Material for this exercise —

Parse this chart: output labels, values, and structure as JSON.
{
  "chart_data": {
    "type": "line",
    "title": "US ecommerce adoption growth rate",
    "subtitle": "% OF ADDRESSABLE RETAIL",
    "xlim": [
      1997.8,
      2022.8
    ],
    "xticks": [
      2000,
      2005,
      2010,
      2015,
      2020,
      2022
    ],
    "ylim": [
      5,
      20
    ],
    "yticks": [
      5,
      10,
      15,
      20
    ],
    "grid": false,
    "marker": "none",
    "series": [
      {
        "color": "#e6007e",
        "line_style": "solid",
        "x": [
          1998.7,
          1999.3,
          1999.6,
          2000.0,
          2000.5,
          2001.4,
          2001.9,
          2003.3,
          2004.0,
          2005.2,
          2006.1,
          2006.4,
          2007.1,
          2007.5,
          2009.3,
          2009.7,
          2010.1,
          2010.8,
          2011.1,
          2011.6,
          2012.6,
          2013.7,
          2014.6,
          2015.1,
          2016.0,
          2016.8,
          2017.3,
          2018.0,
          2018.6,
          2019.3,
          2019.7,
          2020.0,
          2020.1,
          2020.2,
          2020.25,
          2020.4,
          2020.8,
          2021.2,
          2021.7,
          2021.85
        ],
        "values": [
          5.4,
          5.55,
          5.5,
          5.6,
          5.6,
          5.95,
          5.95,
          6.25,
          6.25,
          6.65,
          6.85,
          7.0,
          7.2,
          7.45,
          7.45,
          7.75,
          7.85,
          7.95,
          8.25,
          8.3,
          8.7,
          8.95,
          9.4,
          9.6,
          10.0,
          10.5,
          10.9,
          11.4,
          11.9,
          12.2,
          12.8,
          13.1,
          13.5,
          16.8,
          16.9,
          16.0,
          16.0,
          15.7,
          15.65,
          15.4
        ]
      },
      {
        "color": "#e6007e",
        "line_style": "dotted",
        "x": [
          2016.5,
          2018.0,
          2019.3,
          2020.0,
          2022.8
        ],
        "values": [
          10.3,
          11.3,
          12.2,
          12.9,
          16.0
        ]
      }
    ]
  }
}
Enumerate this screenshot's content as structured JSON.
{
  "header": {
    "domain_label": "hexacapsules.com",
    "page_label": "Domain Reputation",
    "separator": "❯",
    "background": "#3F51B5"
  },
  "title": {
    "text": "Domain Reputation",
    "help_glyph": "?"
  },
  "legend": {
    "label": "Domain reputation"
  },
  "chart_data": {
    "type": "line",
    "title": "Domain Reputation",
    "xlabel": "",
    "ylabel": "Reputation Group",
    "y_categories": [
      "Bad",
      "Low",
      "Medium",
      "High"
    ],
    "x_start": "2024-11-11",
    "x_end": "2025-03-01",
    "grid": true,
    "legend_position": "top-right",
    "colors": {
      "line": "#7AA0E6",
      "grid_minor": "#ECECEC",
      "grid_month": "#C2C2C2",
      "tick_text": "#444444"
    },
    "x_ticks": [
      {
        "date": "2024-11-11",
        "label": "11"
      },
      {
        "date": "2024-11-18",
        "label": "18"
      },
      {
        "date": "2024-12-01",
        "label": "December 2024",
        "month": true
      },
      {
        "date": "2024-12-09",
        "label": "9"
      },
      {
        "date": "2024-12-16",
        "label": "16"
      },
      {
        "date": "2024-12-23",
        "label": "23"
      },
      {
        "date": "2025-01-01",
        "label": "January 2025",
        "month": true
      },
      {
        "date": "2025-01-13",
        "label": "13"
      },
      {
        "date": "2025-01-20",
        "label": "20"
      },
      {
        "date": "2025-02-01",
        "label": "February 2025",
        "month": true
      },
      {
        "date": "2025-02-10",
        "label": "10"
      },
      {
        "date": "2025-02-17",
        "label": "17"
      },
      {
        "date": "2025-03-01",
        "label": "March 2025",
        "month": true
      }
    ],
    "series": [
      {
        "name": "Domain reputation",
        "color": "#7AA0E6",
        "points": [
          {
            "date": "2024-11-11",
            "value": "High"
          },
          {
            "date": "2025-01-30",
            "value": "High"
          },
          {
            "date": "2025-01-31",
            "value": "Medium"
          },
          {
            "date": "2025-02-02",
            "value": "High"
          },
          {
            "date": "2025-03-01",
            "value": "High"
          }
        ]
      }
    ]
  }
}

What the task requires — Return the entries above exactly, each one complete.

Full solution —
Parse this chart: output labels, values, and structure as JSON.
{
  "chart_data": {
    "type": "line",
    "title": "US ecommerce adoption growth rate",
    "subtitle": "% OF ADDRESSABLE RETAIL",
    "xlim": [
      1997.8,
      2022.8
    ],
    "xticks": [
      2000,
      2005,
      2010,
      2015,
      2020,
      2022
    ],
    "ylim": [
      5,
      20
    ],
    "yticks": [
      5,
      10,
      15,
      20
    ],
    "grid": false,
    "marker": "none",
    "series": [
      {
        "color": "#e6007e",
        "line_style": "solid",
        "x": [
          1998.7,
          1999.3,
          1999.6,
          2000.0,
          2000.5,
          2001.4,
          2001.9,
          2003.3,
          2004.0,
          2005.2,
          2006.1,
          2006.4,
          2007.1,
          2007.5,
          2009.3,
          2009.7,
          2010.1,
          2010.8,
          2011.1,
          2011.6,
          2012.6,
          2013.7,
          2014.6,
          2015.1,
          2016.0,
          2016.8,
          2017.3,
          2018.0,
          2018.6,
          2019.3,
          2019.7,
          2020.0,
          2020.1,
          2020.2,
          2020.25,
          2020.4,
          2020.8,
          2021.2,
          2021.7,
          2021.85
        ],
        "values": [
          5.4,
          5.55,
          5.5,
          5.6,
          5.6,
          5.95,
          5.95,
          6.25,
          6.25,
          6.65,
          6.85,
          7.0,
          7.2,
          7.45,
          7.45,
          7.75,
          7.85,
          7.95,
          8.25,
          8.3,
          8.7,
          8.95,
          9.4,
          9.6,
          10.0,
          10.5,
          10.9,
          11.4,
          11.9,
          12.2,
          12.8,
          13.1,
          13.5,
          16.8,
          16.9,
          16.0,
          16.0,
          15.7,
          15.65,
          15.4
        ]
      },
      {
        "color": "#e6007e",
        "line_style": "dotted",
        "x": [
          2016.5,
          2018.0,
          2019.3,
          2020.0,
          2022.8
        ],
        "values": [
          10.3,
          11.3,
          12.2,
          12.9,
          16.0
        ]
      }
    ]
  }
}
Enumerate this screenshot's content as structured JSON.
{
  "header": {
    "domain_label": "hexacapsules.com",
    "page_label": "Domain Reputation",
    "separator": "❯",
    "background": "#3F51B5"
  },
  "title": {
    "text": "Domain Reputation",
    "help_glyph": "?"
  },
  "legend": {
    "label": "Domain reputation"
  },
  "chart_data": {
    "type": "line",
    "title": "Domain Reputation",
    "xlabel": "",
    "ylabel": "Reputation Group",
    "y_categories": [
      "Bad",
      "Low",
      "Medium",
      "High"
    ],
    "x_start": "2024-11-11",
    "x_end": "2025-03-01",
    "grid": true,
    "legend_position": "top-right",
    "colors": {
      "line": "#7AA0E6",
      "grid_minor": "#ECECEC",
      "grid_month": "#C2C2C2",
      "tick_text": "#444444"
    },
    "x_ticks": [
      {
        "date": "2024-11-11",
        "label": "11"
      },
      {
        "date": "2024-11-18",
        "label": "18"
      },
      {
        "date": "2024-12-01",
        "label": "December 2024",
        "month": true
      },
      {
        "date": "2024-12-09",
        "label": "9"
      },
      {
        "date": "2024-12-16",
        "label": "16"
      },
      {
        "date": "2024-12-23",
        "label": "23"
      },
      {
        "date": "2025-01-01",
        "label": "January 2025",
        "month": true
      },
      {
        "date": "2025-01-13",
        "label": "13"
      },
      {
        "date": "2025-01-20",
        "label": "20"
      },
      {
        "date": "2025-02-01",
        "label": "February 2025",
        "month": true
      },
      {
        "date": "2025-02-10",
        "label": "10"
      },
      {
        "date": "2025-02-17",
        "label": "17"
      },
      {
        "date": "2025-03-01",
        "label": "March 2025",
        "month": true
      }
    ],
    "series": [
      {
        "name": "Domain reputation",
        "color": "#7AA0E6",
        "points": [
          {
            "date": "2024-11-11",
            "value": "High"
          },
          {
            "date": "2025-01-30",
            "value": "High"
          },
          {
            "date": "2025-01-31",
            "value": "Medium"
          },
          {
            "date": "2025-02-02",
            "value": "High"
          },
          {
            "date": "2025-03-01",
            "value": "High"
          }
        ]
      }
    ]
  }
}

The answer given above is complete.